(TASK BRIEF) Find all the lines with "exists" and gather them.

(RECORDS FOR THIS TASK)
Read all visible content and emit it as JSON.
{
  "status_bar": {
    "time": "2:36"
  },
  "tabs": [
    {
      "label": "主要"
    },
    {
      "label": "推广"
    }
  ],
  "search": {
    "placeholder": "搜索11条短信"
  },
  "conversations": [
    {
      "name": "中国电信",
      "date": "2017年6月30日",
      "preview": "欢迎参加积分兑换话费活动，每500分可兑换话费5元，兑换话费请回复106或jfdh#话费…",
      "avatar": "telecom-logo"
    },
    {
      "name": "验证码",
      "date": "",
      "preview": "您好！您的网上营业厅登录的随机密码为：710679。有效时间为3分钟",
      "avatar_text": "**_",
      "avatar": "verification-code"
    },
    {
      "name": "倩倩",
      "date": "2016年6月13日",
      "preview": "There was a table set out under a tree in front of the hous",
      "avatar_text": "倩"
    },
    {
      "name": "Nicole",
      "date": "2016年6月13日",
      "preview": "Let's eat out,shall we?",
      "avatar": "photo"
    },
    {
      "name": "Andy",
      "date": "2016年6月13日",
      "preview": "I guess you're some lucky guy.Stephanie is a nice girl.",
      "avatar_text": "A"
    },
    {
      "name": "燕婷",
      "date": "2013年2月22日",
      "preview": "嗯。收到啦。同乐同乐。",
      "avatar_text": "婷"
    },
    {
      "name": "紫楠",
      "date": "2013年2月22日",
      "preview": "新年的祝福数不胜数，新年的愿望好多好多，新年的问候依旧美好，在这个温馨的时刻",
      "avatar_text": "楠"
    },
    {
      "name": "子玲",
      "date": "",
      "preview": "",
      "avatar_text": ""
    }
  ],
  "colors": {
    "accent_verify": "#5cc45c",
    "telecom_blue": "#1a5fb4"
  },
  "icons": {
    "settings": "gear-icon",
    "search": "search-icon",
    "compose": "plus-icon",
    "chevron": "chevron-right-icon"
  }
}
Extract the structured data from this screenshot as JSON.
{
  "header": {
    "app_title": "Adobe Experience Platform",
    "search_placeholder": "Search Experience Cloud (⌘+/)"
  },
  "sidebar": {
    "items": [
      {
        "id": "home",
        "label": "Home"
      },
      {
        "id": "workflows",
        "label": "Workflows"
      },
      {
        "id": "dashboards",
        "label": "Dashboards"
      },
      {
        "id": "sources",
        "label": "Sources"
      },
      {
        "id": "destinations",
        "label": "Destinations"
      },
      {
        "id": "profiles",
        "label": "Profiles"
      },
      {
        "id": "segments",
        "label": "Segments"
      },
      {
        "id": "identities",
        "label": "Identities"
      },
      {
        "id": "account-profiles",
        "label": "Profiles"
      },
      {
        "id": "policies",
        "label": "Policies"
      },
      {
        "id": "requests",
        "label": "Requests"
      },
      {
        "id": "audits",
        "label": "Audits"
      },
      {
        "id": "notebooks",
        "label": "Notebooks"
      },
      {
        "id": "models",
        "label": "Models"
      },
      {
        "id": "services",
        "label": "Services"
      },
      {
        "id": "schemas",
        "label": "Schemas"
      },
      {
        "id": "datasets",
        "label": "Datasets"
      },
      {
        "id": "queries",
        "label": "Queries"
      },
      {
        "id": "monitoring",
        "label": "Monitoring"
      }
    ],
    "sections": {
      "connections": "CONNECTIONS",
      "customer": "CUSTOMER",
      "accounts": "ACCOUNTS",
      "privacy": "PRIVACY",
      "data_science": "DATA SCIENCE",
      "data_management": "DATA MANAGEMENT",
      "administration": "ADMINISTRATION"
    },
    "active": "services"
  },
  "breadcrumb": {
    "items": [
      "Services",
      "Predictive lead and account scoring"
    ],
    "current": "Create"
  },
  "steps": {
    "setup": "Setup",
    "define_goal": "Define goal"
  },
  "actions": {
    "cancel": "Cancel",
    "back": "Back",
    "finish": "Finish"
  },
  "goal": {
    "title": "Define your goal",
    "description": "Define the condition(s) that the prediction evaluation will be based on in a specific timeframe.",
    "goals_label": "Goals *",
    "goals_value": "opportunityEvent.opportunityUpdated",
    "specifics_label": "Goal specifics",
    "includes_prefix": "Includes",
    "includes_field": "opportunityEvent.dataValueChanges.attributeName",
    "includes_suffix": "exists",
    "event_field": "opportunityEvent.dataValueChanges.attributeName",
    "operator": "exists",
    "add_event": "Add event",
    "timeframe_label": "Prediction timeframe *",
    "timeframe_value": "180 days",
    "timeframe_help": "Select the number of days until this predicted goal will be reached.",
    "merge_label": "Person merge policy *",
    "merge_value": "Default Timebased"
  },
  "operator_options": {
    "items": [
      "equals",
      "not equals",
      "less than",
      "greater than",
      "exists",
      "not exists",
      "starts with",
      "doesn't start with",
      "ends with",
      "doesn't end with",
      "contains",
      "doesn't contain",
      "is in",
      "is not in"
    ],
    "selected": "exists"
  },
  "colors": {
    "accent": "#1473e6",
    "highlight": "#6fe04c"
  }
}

(RESULT)
    "includes_suffix": "exists",
    "operator": "exists",
      "exists",
      "not exists",
    "selected": "exists"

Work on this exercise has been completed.